Records provided
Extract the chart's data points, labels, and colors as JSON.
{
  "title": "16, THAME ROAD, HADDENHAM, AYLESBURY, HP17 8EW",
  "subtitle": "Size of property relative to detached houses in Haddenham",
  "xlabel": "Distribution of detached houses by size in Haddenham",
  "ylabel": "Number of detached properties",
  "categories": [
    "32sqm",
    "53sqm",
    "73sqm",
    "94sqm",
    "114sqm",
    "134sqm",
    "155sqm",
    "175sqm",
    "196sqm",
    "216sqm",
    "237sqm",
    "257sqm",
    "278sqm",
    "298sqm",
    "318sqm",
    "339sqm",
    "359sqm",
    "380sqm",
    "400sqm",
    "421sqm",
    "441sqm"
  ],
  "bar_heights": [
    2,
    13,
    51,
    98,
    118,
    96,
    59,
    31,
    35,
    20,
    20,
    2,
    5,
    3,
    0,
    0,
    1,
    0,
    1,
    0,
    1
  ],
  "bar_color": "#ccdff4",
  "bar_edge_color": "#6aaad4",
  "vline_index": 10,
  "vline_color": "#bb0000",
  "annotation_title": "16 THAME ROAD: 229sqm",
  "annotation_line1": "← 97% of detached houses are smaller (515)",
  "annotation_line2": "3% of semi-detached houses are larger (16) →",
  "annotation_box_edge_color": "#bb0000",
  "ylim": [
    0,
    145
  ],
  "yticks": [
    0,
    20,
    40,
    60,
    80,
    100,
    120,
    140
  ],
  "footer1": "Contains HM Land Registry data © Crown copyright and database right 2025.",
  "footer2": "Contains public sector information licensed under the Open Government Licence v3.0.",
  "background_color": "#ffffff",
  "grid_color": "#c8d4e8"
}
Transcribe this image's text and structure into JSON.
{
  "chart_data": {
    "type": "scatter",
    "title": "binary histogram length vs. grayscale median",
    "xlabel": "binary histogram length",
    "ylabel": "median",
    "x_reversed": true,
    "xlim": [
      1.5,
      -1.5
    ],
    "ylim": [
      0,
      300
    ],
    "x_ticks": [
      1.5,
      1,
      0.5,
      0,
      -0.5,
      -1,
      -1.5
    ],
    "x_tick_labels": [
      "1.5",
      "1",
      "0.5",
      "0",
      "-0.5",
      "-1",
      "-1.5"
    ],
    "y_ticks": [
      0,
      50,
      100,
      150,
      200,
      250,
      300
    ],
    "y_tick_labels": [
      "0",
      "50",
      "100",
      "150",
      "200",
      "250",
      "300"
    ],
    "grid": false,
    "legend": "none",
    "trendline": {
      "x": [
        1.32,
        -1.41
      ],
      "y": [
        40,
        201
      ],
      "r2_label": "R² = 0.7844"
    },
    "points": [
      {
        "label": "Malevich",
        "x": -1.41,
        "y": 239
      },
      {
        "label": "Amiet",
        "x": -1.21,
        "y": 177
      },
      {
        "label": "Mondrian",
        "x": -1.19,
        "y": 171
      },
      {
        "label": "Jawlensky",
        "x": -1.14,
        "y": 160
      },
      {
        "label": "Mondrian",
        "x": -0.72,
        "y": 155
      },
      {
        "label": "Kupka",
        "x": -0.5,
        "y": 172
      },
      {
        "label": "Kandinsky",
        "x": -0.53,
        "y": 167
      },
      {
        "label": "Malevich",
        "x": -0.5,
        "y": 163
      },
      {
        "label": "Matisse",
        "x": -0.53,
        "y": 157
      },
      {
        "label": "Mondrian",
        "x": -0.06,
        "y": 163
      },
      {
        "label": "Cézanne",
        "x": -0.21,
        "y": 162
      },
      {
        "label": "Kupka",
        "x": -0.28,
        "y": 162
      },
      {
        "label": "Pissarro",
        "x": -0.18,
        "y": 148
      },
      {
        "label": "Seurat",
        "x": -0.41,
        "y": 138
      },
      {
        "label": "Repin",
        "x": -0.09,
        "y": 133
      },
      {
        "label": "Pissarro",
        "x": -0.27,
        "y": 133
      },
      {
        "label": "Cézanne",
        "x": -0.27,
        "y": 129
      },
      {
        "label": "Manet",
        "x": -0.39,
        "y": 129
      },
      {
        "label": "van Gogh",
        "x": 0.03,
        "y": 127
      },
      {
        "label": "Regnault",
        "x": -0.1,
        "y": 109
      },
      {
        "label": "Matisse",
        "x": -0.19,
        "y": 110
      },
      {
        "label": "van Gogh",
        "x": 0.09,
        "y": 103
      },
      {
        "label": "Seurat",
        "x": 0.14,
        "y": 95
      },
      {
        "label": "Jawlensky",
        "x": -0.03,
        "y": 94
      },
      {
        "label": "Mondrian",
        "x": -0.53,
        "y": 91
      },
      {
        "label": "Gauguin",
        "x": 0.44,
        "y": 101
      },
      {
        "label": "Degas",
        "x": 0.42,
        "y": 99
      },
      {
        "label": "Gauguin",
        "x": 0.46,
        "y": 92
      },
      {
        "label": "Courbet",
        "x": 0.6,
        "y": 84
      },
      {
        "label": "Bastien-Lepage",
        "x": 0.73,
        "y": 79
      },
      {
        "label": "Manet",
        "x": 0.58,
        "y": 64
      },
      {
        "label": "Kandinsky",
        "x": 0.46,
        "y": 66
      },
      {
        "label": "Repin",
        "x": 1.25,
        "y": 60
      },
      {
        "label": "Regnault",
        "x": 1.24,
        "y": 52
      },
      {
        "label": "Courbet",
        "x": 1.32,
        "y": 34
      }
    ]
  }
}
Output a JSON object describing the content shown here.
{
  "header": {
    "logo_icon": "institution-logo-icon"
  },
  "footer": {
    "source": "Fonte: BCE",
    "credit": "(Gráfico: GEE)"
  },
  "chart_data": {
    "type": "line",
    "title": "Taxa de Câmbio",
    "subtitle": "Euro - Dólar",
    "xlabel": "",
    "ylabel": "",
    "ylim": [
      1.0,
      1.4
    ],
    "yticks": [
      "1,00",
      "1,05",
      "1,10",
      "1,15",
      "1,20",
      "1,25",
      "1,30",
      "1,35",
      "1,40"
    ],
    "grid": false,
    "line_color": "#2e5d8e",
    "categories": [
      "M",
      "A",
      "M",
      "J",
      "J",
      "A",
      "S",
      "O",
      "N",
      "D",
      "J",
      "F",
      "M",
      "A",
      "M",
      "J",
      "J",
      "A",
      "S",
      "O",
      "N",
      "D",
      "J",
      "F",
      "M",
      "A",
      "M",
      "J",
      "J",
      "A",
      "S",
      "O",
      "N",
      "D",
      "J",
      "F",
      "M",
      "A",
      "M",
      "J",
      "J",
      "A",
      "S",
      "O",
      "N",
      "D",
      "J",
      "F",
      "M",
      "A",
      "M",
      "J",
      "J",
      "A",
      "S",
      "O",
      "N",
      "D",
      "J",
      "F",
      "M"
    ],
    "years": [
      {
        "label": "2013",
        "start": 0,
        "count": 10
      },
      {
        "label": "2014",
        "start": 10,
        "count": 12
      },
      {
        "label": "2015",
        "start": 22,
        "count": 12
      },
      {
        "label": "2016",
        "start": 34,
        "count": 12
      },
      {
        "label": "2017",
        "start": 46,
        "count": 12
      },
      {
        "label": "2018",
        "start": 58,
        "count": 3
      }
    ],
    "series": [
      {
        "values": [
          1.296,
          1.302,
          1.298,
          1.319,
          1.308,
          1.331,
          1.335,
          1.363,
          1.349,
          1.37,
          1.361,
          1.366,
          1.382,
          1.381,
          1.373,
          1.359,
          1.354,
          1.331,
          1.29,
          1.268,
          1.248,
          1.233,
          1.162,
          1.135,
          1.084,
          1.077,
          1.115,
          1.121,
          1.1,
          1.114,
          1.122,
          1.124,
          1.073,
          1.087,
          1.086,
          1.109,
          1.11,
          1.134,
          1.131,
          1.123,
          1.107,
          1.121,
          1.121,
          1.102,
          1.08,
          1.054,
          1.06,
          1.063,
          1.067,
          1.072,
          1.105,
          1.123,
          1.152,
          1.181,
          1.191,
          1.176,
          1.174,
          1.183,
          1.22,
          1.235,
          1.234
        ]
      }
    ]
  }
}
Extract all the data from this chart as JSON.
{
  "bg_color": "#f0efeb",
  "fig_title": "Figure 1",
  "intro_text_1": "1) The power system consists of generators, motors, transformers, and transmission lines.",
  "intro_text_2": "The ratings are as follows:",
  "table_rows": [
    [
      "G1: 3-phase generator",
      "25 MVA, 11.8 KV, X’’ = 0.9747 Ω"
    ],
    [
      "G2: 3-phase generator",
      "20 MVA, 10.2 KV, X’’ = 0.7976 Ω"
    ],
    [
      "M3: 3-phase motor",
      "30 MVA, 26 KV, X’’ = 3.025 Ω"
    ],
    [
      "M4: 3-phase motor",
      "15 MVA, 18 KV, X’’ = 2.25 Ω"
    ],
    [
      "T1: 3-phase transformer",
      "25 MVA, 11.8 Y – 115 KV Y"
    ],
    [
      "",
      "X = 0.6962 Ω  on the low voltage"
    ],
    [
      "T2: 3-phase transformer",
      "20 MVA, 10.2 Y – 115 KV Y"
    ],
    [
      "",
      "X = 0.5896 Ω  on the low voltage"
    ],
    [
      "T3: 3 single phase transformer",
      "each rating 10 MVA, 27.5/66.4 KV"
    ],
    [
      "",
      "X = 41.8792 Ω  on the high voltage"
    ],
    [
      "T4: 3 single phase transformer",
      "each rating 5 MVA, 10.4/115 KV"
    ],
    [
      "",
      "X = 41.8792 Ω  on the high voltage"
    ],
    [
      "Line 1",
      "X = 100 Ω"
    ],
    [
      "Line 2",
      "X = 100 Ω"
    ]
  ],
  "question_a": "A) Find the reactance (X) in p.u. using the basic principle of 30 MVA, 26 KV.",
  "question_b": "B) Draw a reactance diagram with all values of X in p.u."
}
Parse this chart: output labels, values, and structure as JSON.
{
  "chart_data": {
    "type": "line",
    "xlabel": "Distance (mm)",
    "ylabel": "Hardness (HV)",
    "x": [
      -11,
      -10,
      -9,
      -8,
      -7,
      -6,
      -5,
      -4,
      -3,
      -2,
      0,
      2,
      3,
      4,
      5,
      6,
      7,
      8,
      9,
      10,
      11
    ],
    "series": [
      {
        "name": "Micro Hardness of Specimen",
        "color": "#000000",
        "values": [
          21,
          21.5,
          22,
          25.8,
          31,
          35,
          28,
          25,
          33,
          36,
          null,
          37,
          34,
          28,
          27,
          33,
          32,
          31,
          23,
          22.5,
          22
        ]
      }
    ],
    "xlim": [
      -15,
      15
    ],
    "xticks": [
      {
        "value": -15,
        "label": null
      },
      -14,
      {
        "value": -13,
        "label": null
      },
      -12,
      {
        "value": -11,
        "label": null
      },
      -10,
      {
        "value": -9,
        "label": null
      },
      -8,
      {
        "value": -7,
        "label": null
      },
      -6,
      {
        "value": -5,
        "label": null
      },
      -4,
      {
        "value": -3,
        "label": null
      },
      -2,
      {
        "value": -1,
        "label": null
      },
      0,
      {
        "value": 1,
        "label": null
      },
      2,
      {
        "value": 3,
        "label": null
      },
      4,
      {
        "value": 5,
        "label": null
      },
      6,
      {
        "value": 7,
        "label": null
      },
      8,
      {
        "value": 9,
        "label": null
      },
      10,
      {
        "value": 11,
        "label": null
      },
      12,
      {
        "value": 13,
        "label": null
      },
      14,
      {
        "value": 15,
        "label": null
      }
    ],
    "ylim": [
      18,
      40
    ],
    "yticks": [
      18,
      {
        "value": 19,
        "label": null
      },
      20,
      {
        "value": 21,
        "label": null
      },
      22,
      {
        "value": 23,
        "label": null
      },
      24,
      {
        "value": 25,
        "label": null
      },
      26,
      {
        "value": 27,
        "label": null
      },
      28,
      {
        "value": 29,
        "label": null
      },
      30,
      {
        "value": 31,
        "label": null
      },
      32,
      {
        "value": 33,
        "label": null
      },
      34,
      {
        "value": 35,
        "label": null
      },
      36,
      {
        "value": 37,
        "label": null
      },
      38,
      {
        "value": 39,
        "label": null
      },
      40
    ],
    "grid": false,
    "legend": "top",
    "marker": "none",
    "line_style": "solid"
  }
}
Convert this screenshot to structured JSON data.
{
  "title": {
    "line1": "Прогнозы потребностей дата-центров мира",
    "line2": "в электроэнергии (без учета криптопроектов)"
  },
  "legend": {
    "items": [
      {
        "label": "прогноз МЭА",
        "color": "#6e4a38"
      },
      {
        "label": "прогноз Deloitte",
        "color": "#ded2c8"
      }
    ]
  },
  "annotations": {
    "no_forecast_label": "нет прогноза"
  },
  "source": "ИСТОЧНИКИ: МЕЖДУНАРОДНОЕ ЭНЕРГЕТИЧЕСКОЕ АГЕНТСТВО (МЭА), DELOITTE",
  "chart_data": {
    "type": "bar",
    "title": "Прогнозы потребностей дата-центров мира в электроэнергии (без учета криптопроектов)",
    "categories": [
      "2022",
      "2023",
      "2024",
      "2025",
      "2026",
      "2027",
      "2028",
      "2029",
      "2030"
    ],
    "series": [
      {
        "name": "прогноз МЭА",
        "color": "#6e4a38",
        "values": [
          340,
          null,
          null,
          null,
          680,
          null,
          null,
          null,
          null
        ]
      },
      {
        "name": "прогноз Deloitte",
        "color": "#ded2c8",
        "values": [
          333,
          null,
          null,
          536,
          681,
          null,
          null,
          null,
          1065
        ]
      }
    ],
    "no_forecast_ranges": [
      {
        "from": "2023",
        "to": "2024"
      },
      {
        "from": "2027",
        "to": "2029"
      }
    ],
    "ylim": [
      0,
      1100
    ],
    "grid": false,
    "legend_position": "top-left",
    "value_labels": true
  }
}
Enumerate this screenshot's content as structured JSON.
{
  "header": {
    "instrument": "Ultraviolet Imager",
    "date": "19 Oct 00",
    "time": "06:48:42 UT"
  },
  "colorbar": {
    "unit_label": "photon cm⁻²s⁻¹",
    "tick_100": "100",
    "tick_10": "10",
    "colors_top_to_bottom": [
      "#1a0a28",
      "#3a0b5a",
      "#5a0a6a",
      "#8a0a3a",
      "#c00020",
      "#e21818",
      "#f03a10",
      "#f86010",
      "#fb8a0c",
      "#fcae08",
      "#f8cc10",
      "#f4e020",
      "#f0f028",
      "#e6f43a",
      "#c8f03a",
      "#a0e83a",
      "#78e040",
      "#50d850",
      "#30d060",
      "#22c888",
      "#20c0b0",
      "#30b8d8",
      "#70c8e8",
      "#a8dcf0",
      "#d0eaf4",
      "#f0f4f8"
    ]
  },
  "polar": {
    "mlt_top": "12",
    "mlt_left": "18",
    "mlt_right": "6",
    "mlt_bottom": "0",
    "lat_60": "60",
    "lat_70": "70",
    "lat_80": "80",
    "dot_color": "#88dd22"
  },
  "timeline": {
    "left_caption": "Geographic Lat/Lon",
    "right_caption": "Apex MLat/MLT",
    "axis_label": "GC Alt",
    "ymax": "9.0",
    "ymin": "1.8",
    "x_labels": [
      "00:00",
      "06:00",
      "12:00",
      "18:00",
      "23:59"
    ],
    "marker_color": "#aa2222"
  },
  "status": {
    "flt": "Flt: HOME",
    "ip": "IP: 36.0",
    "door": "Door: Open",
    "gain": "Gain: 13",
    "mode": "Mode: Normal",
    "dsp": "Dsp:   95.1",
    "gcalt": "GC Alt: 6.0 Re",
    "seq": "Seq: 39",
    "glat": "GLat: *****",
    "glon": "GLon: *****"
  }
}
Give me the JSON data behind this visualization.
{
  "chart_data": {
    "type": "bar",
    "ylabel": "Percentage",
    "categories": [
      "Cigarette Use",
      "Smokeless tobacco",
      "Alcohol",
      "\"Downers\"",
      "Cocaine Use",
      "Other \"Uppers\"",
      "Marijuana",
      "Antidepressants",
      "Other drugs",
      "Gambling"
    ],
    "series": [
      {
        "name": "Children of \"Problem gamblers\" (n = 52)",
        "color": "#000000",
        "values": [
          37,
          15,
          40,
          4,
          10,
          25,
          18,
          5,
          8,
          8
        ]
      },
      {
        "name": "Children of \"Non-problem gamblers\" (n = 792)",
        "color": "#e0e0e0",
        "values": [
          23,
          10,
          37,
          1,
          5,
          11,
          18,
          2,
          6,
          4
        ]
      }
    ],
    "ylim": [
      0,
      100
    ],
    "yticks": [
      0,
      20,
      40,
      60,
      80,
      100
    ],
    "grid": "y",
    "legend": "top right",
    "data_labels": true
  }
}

What to work on
Look through the data above. Find each line with the string "Contains" and copy it.

Solution for this problem
  "footer1": "Contains HM Land Registry data © Crown copyright and database right 2025.",
  "footer2": "Contains public sector information licensed under the Open Government Licence v3.0.",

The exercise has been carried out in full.